*** DATASET EXCERPTS

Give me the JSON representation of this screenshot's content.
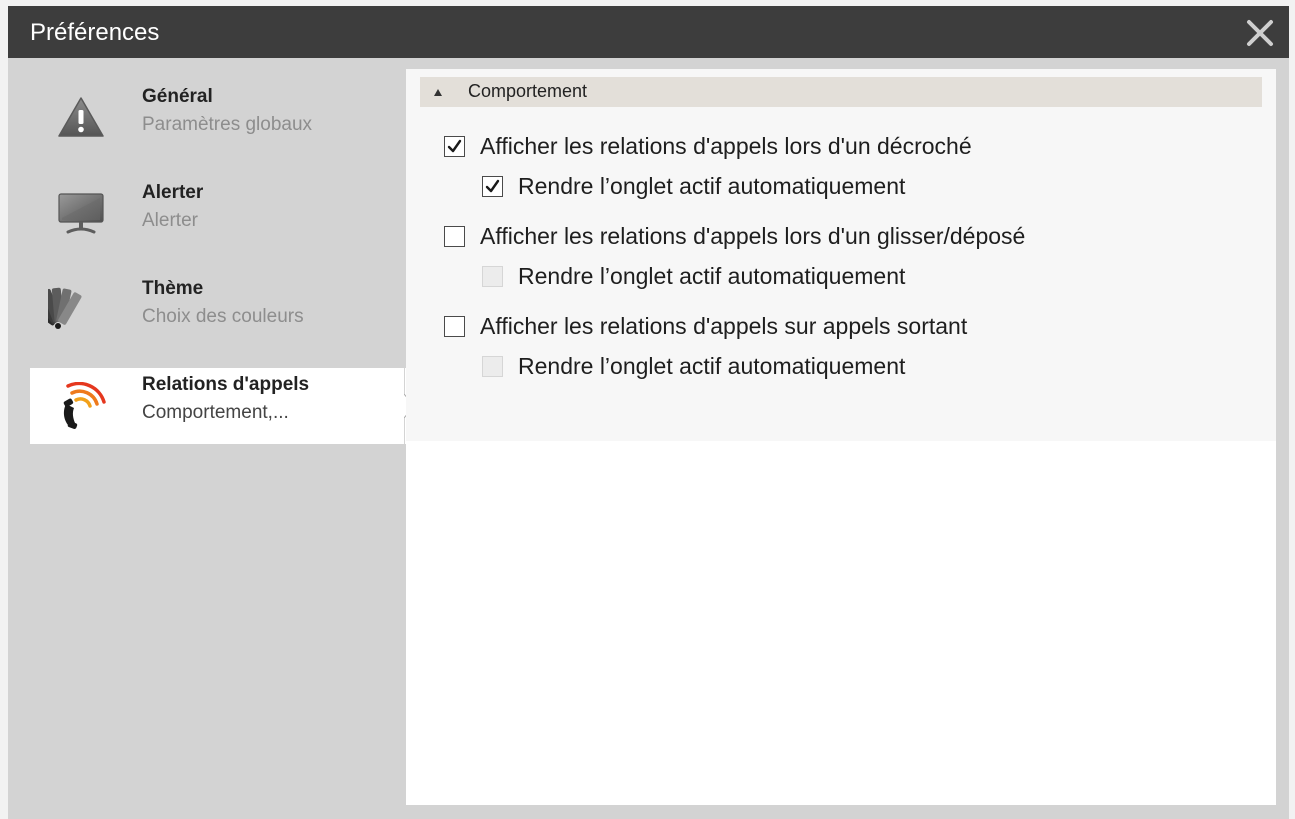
{
  "window": {
    "title": "Préférences",
    "close_icon": "close-icon"
  },
  "colors": {
    "titlebar": "#3d3d3d",
    "sidebar": "#d3d3d3",
    "section_header": "#e3dfd9",
    "accent": "#e85a1b"
  },
  "sidebar": {
    "items": [
      {
        "label": "Général",
        "sub": "Paramètres globaux",
        "icon": "warning-icon",
        "active": false
      },
      {
        "label": "Alerter",
        "sub": "Alerter",
        "icon": "monitor-icon",
        "active": false
      },
      {
        "label": "Thème",
        "sub": "Choix des couleurs",
        "icon": "color-swatch-icon",
        "active": false
      },
      {
        "label": "Relations d'appels",
        "sub": "Comportement,...",
        "icon": "phone-call-icon",
        "active": true
      }
    ]
  },
  "section": {
    "title": "Comportement",
    "options": [
      {
        "label": "Afficher les relations d'appels lors d'un décroché",
        "checked": true,
        "enabled": true
      },
      {
        "label": "Rendre l’onglet actif automatiquement",
        "checked": true,
        "enabled": true
      },
      {
        "label": "Afficher les relations d'appels lors d'un glisser/déposé",
        "checked": false,
        "enabled": true
      },
      {
        "label": "Rendre l’onglet actif automatiquement",
        "checked": false,
        "enabled": false
      },
      {
        "label": "Afficher les relations d'appels sur appels sortant",
        "checked": false,
        "enabled": true
      },
      {
        "label": "Rendre l’onglet actif automatiquement",
        "checked": false,
        "enabled": false
      }
    ]
  }
}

******

Every line of the data above should be quoted exactly. Omit the pictures.

- [PROBLEM SOLUTION]:
Give me the JSON representation of this screenshot's content.
{
  "window": {
    "title": "Préférences",
    "close_icon": "close-icon"
  },
  "colors": {
    "titlebar": "#3d3d3d",
    "sidebar": "#d3d3d3",
    "section_header": "#e3dfd9",
    "accent": "#e85a1b"
  },
  "sidebar": {
    "items": [
      {
        "label": "Général",
        "sub": "Paramètres globaux",
        "icon": "warning-icon",
        "active": false
      },
      {
        "label": "Alerter",
        "sub": "Alerter",
        "icon": "monitor-icon",
        "active": false
      },
      {
        "label": "Thème",
        "sub": "Choix des couleurs",
        "icon": "color-swatch-icon",
        "active": false
      },
      {
        "label": "Relations d'appels",
        "sub": "Comportement,...",
        "icon": "phone-call-icon",
        "active": true
      }
    ]
  },
  "section": {
    "title": "Comportement",
    "options": [
      {
        "label": "Afficher les relations d'appels lors d'un décroché",
        "checked": true,
        "enabled": true
      },
      {
        "label": "Rendre l’onglet actif automatiquement",
        "checked": true,
        "enabled": true
      },
      {
        "label": "Afficher les relations d'appels lors d'un glisser/déposé",
        "checked": false,
        "enabled": true
      },
      {
        "label": "Rendre l’onglet actif automatiquement",
        "checked": false,
        "enabled": false
      },
      {
        "label": "Afficher les relations d'appels sur appels sortant",
        "checked": false,
        "enabled": true
      },
      {
        "label": "Rendre l’onglet actif automatiquement",
        "checked": false,
        "enabled": false
      }
    ]
  }
}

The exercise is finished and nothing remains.